Collected data entries:

☆ ☆ ☆ ☆ ☆

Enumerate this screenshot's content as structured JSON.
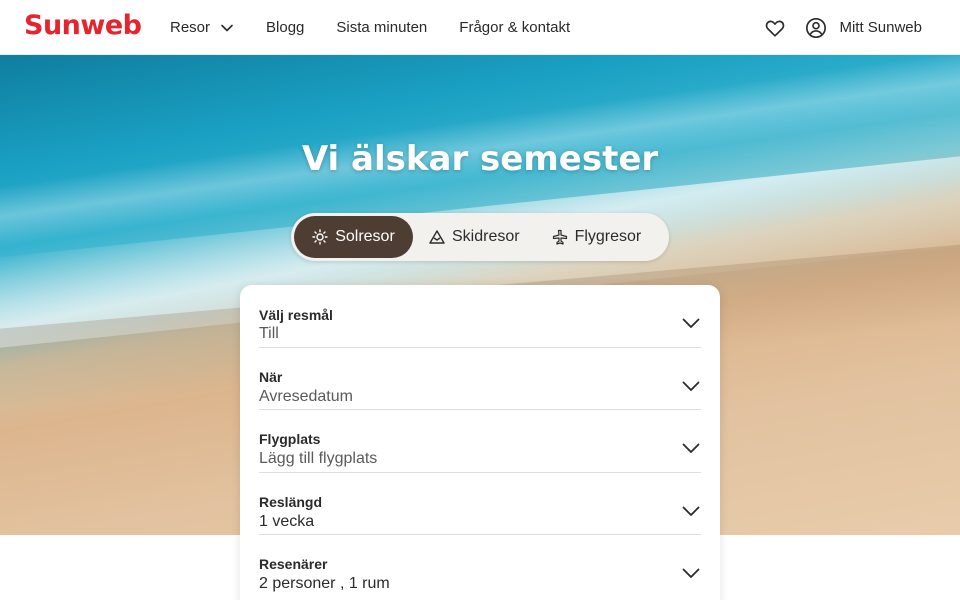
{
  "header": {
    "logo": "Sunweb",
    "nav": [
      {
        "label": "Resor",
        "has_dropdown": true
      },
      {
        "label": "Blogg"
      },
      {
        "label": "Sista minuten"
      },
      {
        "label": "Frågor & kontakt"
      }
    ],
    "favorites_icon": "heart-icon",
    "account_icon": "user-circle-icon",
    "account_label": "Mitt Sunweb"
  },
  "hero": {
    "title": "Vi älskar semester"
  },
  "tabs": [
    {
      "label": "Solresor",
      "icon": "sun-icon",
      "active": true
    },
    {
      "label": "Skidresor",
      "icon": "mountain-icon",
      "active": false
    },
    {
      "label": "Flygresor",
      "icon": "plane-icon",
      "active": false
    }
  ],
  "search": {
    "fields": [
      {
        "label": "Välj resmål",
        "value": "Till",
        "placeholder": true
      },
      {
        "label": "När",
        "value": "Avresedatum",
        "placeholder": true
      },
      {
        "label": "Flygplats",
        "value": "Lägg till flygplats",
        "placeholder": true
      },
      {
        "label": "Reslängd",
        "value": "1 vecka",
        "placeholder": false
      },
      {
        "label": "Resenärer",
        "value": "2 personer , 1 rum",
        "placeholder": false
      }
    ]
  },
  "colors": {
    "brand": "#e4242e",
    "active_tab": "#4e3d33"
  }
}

☆ ☆ ☆ ☆ ☆

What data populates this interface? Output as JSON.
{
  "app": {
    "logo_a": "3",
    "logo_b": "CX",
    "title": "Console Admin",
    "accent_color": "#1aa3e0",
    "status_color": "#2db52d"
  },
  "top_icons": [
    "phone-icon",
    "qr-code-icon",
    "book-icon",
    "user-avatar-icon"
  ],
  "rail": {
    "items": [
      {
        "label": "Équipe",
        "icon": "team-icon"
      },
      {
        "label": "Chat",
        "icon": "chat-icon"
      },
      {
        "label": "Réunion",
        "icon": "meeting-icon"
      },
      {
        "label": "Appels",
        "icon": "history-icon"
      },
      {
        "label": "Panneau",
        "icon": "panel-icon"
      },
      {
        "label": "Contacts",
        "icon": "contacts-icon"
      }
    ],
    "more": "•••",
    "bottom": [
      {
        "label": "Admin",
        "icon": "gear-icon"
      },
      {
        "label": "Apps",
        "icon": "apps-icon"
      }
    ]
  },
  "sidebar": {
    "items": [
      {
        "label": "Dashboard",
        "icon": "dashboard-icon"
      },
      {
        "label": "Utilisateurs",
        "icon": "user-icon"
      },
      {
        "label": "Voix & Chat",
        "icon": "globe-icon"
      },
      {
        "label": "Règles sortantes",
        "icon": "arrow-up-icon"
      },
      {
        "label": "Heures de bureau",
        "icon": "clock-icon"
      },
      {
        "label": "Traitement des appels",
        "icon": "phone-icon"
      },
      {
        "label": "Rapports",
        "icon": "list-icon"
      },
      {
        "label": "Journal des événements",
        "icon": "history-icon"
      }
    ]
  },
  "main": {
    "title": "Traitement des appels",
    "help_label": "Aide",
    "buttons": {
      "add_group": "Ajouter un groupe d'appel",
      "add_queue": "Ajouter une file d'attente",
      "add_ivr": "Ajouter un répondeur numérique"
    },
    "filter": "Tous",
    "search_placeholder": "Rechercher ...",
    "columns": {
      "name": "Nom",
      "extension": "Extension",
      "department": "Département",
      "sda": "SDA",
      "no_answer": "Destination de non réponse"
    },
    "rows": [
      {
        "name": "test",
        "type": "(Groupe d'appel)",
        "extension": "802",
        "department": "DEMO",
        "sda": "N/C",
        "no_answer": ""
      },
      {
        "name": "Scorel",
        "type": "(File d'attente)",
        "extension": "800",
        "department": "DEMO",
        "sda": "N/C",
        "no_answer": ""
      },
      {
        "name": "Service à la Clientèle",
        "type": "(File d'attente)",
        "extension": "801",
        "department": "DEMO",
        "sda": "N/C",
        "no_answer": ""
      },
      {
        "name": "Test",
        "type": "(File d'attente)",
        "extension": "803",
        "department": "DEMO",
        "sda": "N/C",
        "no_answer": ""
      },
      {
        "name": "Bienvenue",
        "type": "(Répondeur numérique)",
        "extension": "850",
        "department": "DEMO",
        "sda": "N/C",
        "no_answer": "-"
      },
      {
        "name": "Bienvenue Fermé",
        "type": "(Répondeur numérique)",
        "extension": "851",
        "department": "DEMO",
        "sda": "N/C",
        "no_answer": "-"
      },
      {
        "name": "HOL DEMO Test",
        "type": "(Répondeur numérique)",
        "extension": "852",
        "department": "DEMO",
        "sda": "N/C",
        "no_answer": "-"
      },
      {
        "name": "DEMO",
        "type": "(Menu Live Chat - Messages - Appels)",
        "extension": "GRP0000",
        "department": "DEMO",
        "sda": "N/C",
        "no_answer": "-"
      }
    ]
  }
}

☆ ☆ ☆ ☆ ☆

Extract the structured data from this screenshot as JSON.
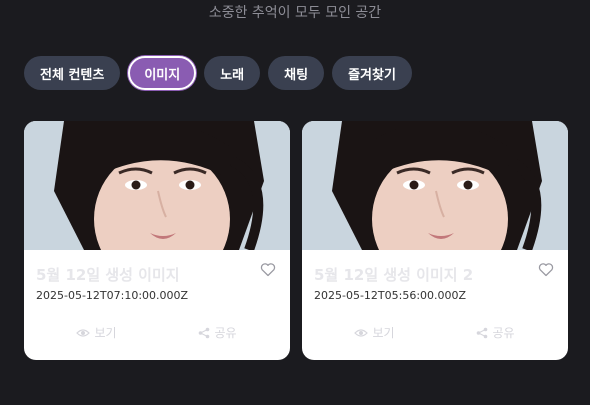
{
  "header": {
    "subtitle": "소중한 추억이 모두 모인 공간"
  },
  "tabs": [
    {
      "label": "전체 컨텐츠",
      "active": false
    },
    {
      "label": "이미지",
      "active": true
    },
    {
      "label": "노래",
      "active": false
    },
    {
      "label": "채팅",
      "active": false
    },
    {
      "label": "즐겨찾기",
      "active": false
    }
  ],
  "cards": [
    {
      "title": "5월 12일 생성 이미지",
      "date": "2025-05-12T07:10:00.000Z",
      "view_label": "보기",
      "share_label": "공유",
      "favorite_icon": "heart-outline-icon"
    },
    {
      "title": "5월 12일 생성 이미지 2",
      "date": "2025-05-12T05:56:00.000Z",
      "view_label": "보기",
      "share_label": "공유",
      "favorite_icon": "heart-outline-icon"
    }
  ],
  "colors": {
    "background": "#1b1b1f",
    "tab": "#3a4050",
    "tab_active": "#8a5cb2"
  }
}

☆ ☆ ☆ ☆ ☆

Requirements :: Take every line from the data above that holds "screenshot" and copy it out.

Task solution ::
Enumerate this screenshot's content as structured JSON.
Extract the structured data from this screenshot as JSON.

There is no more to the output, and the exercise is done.